-- DO THIS --
In the entries below, identify every line with the string "JSON" and copy it.

-- EXCERPTED RECORDS --
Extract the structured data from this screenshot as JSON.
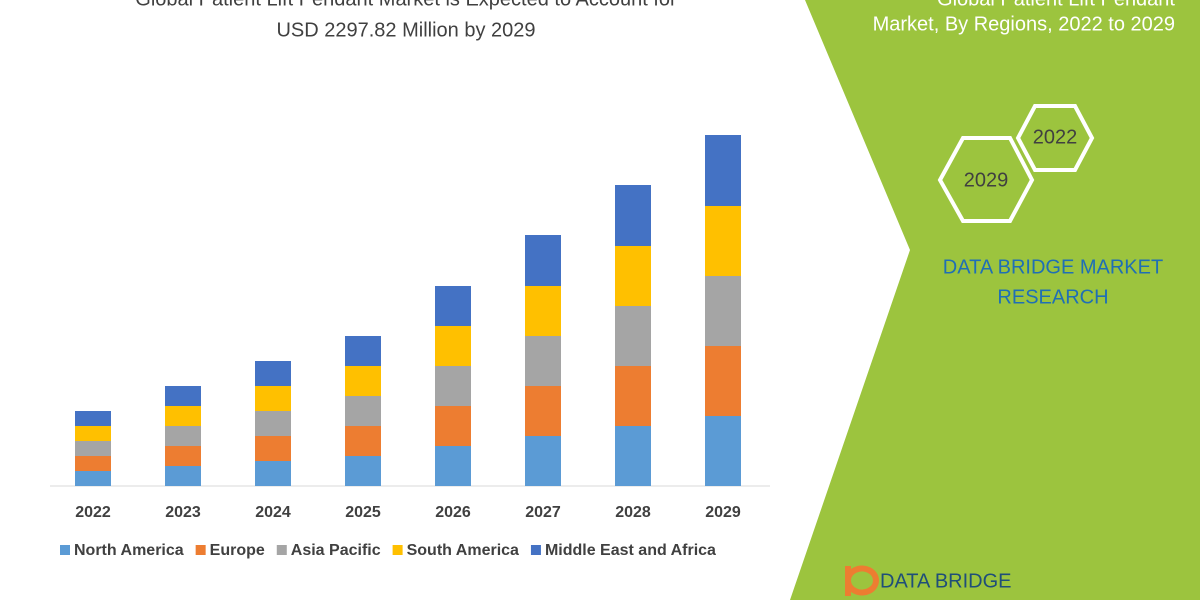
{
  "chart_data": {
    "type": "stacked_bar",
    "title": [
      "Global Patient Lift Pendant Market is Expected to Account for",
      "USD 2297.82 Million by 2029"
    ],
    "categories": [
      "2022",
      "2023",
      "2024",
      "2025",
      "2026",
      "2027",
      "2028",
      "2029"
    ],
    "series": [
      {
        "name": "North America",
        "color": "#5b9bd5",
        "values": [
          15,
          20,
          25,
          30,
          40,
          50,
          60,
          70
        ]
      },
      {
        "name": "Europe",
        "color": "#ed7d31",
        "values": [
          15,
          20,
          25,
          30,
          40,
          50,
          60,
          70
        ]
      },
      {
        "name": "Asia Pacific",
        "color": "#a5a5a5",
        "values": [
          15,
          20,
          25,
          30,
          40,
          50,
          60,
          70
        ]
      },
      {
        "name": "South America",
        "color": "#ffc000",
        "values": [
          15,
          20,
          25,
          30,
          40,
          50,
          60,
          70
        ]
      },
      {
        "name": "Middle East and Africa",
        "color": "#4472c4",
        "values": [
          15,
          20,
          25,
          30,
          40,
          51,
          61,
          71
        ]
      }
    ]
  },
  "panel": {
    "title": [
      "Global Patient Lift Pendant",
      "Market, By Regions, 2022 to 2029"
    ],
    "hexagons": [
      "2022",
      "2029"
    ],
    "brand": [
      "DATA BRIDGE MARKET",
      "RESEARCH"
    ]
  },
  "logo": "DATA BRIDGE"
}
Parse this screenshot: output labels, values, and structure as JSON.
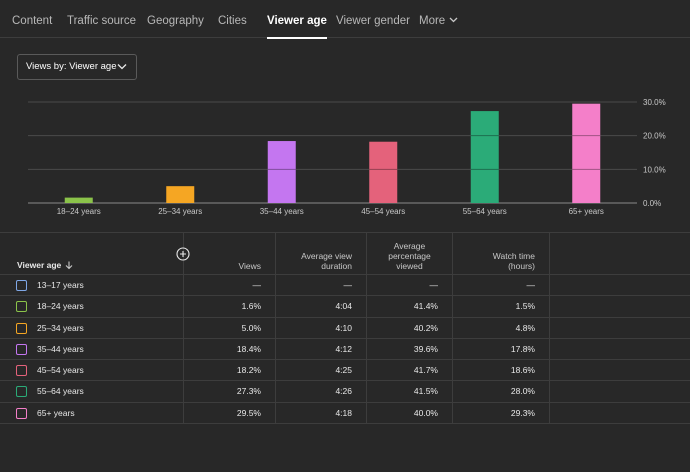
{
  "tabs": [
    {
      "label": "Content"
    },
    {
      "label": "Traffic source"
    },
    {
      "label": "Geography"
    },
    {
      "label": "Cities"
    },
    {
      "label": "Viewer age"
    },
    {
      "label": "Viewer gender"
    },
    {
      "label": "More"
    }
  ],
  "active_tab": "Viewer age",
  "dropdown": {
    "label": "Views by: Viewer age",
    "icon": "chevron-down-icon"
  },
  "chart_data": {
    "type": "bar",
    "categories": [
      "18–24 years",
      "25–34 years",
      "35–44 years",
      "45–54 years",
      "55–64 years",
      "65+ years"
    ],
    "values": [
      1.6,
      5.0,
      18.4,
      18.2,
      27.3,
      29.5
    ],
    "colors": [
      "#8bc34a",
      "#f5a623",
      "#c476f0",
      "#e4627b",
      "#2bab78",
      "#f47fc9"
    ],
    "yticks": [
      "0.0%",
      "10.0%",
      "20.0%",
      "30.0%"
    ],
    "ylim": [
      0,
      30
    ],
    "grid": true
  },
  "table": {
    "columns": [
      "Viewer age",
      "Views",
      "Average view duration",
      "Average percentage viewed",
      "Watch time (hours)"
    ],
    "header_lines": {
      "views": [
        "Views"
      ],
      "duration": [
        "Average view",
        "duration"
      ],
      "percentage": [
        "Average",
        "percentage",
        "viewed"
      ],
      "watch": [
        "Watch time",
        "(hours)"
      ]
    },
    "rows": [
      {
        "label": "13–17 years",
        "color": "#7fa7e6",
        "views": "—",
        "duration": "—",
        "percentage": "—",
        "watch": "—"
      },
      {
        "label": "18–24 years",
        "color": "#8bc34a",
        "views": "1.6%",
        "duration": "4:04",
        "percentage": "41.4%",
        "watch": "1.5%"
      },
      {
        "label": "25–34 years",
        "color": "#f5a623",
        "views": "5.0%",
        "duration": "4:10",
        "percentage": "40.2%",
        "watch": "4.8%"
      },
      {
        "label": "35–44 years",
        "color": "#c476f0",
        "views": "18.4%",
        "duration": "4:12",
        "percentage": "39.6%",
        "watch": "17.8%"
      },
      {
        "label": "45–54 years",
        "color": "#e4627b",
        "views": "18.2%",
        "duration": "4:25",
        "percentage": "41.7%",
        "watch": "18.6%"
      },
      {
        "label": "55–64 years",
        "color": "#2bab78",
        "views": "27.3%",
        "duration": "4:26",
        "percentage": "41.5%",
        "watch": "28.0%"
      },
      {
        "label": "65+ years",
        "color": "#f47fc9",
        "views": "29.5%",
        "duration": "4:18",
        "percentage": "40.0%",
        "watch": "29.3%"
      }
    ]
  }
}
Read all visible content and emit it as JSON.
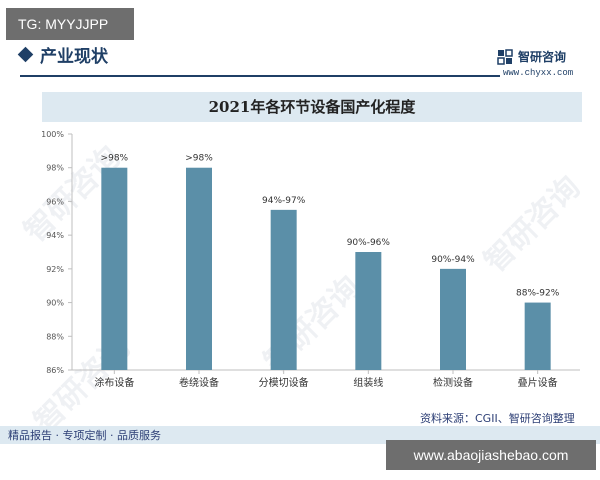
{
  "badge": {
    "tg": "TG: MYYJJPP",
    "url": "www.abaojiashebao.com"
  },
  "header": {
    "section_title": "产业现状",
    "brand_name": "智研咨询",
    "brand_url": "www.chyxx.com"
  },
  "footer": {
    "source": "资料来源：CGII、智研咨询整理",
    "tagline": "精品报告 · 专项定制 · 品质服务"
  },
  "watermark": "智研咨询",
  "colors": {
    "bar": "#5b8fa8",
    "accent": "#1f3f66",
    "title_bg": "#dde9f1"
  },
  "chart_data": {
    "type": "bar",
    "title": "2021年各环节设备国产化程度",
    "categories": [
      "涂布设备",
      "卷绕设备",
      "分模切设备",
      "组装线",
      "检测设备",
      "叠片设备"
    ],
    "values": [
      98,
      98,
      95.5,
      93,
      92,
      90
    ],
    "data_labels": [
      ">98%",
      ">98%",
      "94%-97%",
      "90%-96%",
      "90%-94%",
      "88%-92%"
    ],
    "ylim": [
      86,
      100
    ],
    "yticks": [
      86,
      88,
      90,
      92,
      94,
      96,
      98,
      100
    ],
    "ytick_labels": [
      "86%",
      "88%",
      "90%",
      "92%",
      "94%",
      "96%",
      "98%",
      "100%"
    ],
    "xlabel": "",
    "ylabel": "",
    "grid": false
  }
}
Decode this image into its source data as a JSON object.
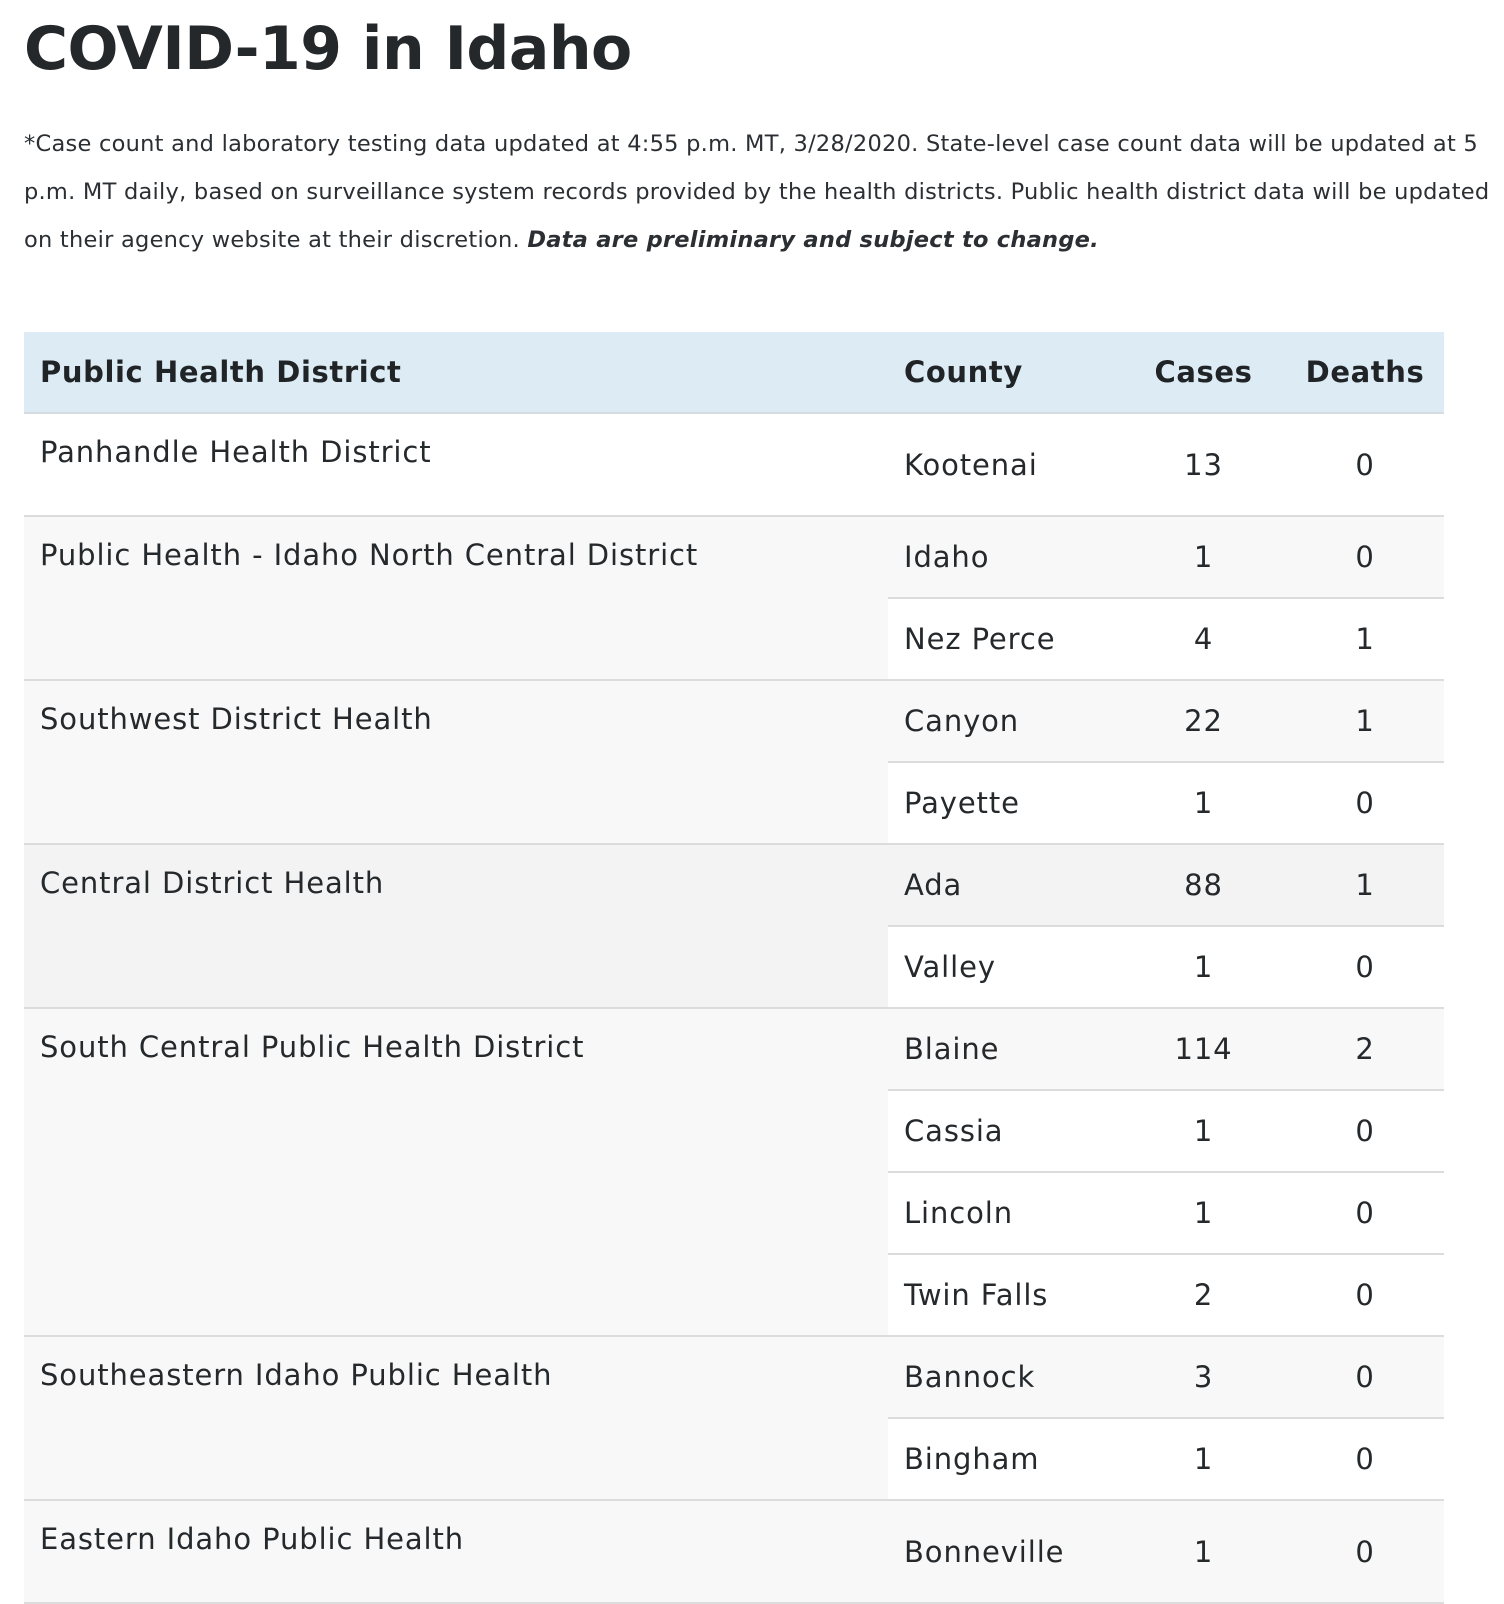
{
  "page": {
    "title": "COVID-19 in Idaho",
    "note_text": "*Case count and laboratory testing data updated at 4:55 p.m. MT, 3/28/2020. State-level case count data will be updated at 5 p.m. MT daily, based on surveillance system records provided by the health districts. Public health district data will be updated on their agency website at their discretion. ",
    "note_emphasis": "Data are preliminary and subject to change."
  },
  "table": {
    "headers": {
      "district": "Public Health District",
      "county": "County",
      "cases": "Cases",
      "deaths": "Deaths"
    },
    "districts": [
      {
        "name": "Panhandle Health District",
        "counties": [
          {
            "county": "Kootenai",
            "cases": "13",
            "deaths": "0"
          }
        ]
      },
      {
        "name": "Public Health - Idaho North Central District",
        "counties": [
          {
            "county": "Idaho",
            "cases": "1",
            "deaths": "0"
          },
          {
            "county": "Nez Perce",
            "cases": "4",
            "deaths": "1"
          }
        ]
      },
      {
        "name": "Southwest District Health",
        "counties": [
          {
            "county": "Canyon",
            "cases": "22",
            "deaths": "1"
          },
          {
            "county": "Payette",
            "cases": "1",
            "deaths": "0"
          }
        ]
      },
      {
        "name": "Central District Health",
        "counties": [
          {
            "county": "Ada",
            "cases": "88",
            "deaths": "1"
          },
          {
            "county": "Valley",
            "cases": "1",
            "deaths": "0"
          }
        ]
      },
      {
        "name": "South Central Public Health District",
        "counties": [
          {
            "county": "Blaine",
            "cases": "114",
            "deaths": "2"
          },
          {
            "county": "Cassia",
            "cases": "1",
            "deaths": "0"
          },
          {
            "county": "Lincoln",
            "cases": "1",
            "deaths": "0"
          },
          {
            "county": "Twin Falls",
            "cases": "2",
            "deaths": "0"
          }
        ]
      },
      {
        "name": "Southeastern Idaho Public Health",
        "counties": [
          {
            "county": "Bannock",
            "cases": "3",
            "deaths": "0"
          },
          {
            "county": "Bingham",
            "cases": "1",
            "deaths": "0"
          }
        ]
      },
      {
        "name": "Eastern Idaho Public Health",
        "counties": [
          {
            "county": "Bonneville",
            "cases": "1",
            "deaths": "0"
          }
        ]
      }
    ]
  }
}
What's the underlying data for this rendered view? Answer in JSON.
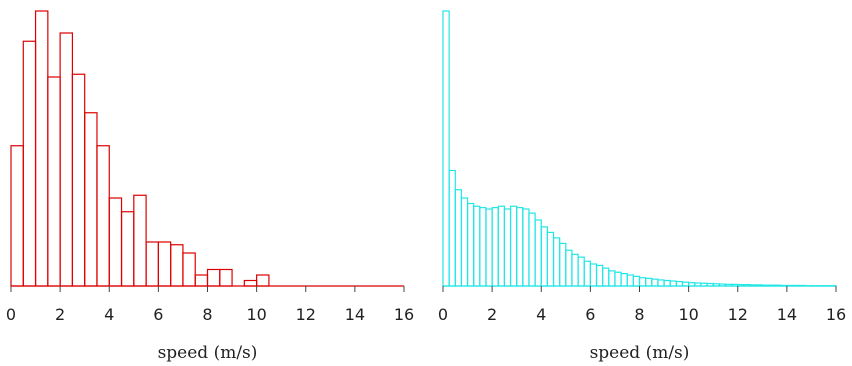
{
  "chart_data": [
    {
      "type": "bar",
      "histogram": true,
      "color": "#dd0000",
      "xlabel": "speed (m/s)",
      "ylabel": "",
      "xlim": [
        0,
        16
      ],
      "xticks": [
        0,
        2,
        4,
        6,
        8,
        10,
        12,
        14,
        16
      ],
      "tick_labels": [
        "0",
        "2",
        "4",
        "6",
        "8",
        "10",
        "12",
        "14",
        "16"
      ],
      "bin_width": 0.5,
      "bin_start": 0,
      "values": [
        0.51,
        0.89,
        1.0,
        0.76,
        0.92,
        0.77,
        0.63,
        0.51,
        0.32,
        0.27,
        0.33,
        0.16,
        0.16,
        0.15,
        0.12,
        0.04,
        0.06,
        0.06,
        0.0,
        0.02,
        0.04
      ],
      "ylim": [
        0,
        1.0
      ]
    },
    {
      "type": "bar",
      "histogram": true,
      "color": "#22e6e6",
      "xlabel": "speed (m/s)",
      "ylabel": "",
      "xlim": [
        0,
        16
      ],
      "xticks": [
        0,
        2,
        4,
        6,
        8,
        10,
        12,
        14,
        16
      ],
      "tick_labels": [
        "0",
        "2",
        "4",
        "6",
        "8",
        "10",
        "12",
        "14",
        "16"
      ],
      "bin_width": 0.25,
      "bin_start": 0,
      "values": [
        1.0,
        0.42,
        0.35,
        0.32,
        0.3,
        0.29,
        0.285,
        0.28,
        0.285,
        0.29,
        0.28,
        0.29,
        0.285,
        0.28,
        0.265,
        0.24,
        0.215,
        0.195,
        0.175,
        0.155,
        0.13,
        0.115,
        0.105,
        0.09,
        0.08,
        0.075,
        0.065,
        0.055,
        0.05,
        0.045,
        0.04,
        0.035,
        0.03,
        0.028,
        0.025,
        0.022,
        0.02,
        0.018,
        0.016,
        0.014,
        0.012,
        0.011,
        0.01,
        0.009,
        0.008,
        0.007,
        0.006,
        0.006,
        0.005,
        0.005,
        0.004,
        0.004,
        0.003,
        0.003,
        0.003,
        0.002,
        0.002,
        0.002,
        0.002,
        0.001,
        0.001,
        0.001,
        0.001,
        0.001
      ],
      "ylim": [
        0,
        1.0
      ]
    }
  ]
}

-- RESULT OF THE EXERCISE --
Extract the structured data from this screenshot as JSON.
Parse this screenshot: output labels, values, and structure as JSON.
Read all visible content and emit it as JSON.
Decode this image into its source data as a JSON object.
What's the underlying data for this rendered view? Answer in JSON.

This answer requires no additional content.